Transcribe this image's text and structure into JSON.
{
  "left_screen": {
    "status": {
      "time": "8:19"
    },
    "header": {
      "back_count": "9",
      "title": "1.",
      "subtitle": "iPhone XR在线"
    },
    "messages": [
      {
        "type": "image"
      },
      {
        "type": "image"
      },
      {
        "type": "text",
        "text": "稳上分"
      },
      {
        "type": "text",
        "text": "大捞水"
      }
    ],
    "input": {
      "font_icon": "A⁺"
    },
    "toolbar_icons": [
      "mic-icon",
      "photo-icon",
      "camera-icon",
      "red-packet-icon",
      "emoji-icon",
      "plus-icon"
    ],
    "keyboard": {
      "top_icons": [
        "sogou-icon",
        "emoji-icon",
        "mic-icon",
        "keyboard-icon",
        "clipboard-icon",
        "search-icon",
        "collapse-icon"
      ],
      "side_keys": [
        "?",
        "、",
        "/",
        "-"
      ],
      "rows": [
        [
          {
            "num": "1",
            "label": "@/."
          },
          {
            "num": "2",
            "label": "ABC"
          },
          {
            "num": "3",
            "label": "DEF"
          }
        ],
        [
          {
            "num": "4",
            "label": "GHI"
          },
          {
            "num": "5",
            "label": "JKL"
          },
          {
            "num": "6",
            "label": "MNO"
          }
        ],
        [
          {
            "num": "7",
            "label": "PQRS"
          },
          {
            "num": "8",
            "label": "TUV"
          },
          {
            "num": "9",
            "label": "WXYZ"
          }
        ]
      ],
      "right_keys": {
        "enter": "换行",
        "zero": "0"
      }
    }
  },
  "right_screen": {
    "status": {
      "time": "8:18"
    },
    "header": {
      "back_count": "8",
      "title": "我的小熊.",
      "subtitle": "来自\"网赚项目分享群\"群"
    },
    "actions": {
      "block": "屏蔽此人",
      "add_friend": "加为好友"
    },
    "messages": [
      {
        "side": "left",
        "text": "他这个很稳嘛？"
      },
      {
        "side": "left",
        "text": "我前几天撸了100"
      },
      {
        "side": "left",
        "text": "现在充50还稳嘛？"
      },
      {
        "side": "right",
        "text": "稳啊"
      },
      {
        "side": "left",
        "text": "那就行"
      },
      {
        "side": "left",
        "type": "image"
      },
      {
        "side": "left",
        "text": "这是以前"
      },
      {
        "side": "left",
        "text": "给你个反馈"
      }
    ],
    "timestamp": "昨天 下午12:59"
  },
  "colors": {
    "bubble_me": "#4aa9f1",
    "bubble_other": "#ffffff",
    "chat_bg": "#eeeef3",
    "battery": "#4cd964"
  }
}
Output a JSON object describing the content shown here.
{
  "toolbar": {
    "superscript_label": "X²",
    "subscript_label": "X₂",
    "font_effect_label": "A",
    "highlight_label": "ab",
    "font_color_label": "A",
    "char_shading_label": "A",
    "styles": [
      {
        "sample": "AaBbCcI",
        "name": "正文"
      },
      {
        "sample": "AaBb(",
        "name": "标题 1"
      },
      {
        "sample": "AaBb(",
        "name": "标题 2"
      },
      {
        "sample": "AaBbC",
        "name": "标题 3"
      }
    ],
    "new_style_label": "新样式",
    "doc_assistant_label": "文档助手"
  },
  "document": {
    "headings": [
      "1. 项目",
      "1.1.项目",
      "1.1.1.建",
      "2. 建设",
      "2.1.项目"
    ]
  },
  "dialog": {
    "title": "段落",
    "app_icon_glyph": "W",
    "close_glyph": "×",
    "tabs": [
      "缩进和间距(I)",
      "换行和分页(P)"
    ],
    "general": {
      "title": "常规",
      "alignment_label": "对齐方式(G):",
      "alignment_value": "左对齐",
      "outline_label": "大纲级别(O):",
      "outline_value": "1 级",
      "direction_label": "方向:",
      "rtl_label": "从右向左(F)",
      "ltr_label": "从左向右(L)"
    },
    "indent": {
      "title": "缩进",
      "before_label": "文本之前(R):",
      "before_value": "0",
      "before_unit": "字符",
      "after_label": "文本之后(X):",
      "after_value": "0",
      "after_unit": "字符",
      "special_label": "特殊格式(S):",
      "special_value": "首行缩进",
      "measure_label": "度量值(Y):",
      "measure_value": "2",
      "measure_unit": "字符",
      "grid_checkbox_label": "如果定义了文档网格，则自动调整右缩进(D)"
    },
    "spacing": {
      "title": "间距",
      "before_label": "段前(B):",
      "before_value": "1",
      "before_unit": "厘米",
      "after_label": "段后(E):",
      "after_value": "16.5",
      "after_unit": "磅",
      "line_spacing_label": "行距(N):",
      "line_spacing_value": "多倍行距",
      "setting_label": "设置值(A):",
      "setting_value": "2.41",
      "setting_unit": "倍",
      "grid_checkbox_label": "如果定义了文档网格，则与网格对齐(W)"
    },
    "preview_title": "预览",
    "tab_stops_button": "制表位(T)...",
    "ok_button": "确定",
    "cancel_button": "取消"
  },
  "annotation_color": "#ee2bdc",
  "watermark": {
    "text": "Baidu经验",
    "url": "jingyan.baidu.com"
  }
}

--------------------------------------------------

■ What the task asks
Write out the whole listing again. Match it word for word.

■ The result
Transcribe this image's text and structure into JSON.
{
  "left_screen": {
    "status": {
      "time": "8:19"
    },
    "header": {
      "back_count": "9",
      "title": "1.",
      "subtitle": "iPhone XR在线"
    },
    "messages": [
      {
        "type": "image"
      },
      {
        "type": "image"
      },
      {
        "type": "text",
        "text": "稳上分"
      },
      {
        "type": "text",
        "text": "大捞水"
      }
    ],
    "input": {
      "font_icon": "A⁺"
    },
    "toolbar_icons": [
      "mic-icon",
      "photo-icon",
      "camera-icon",
      "red-packet-icon",
      "emoji-icon",
      "plus-icon"
    ],
    "keyboard": {
      "top_icons": [
        "sogou-icon",
        "emoji-icon",
        "mic-icon",
        "keyboard-icon",
        "clipboard-icon",
        "search-icon",
        "collapse-icon"
      ],
      "side_keys": [
        "?",
        "、",
        "/",
        "-"
      ],
      "rows": [
        [
          {
            "num": "1",
            "label": "@/."
          },
          {
            "num": "2",
            "label": "ABC"
          },
          {
            "num": "3",
            "label": "DEF"
          }
        ],
        [
          {
            "num": "4",
            "label": "GHI"
          },
          {
            "num": "5",
            "label": "JKL"
          },
          {
            "num": "6",
            "label": "MNO"
          }
        ],
        [
          {
            "num": "7",
            "label": "PQRS"
          },
          {
            "num": "8",
            "label": "TUV"
          },
          {
            "num": "9",
            "label": "WXYZ"
          }
        ]
      ],
      "right_keys": {
        "enter": "换行",
        "zero": "0"
      }
    }
  },
  "right_screen": {
    "status": {
      "time": "8:18"
    },
    "header": {
      "back_count": "8",
      "title": "我的小熊.",
      "subtitle": "来自\"网赚项目分享群\"群"
    },
    "actions": {
      "block": "屏蔽此人",
      "add_friend": "加为好友"
    },
    "messages": [
      {
        "side": "left",
        "text": "他这个很稳嘛？"
      },
      {
        "side": "left",
        "text": "我前几天撸了100"
      },
      {
        "side": "left",
        "text": "现在充50还稳嘛？"
      },
      {
        "side": "right",
        "text": "稳啊"
      },
      {
        "side": "left",
        "text": "那就行"
      },
      {
        "side": "left",
        "type": "image"
      },
      {
        "side": "left",
        "text": "这是以前"
      },
      {
        "side": "left",
        "text": "给你个反馈"
      }
    ],
    "timestamp": "昨天 下午12:59"
  },
  "colors": {
    "bubble_me": "#4aa9f1",
    "bubble_other": "#ffffff",
    "chat_bg": "#eeeef3",
    "battery": "#4cd964"
  }
}
Output a JSON object describing the content shown here.
{
  "toolbar": {
    "superscript_label": "X²",
    "subscript_label": "X₂",
    "font_effect_label": "A",
    "highlight_label": "ab",
    "font_color_label": "A",
    "char_shading_label": "A",
    "styles": [
      {
        "sample": "AaBbCcI",
        "name": "正文"
      },
      {
        "sample": "AaBb(",
        "name": "标题 1"
      },
      {
        "sample": "AaBb(",
        "name": "标题 2"
      },
      {
        "sample": "AaBbC",
        "name": "标题 3"
      }
    ],
    "new_style_label": "新样式",
    "doc_assistant_label": "文档助手"
  },
  "document": {
    "headings": [
      "1. 项目",
      "1.1.项目",
      "1.1.1.建",
      "2. 建设",
      "2.1.项目"
    ]
  },
  "dialog": {
    "title": "段落",
    "app_icon_glyph": "W",
    "close_glyph": "×",
    "tabs": [
      "缩进和间距(I)",
      "换行和分页(P)"
    ],
    "general": {
      "title": "常规",
      "alignment_label": "对齐方式(G):",
      "alignment_value": "左对齐",
      "outline_label": "大纲级别(O):",
      "outline_value": "1 级",
      "direction_label": "方向:",
      "rtl_label": "从右向左(F)",
      "ltr_label": "从左向右(L)"
    },
    "indent": {
      "title": "缩进",
      "before_label": "文本之前(R):",
      "before_value": "0",
      "before_unit": "字符",
      "after_label": "文本之后(X):",
      "after_value": "0",
      "after_unit": "字符",
      "special_label": "特殊格式(S):",
      "special_value": "首行缩进",
      "measure_label": "度量值(Y):",
      "measure_value": "2",
      "measure_unit": "字符",
      "grid_checkbox_label": "如果定义了文档网格，则自动调整右缩进(D)"
    },
    "spacing": {
      "title": "间距",
      "before_label": "段前(B):",
      "before_value": "1",
      "before_unit": "厘米",
      "after_label": "段后(E):",
      "after_value": "16.5",
      "after_unit": "磅",
      "line_spacing_label": "行距(N):",
      "line_spacing_value": "多倍行距",
      "setting_label": "设置值(A):",
      "setting_value": "2.41",
      "setting_unit": "倍",
      "grid_checkbox_label": "如果定义了文档网格，则与网格对齐(W)"
    },
    "preview_title": "预览",
    "tab_stops_button": "制表位(T)...",
    "ok_button": "确定",
    "cancel_button": "取消"
  },
  "annotation_color": "#ee2bdc",
  "watermark": {
    "text": "Baidu经验",
    "url": "jingyan.baidu.com"
  }
}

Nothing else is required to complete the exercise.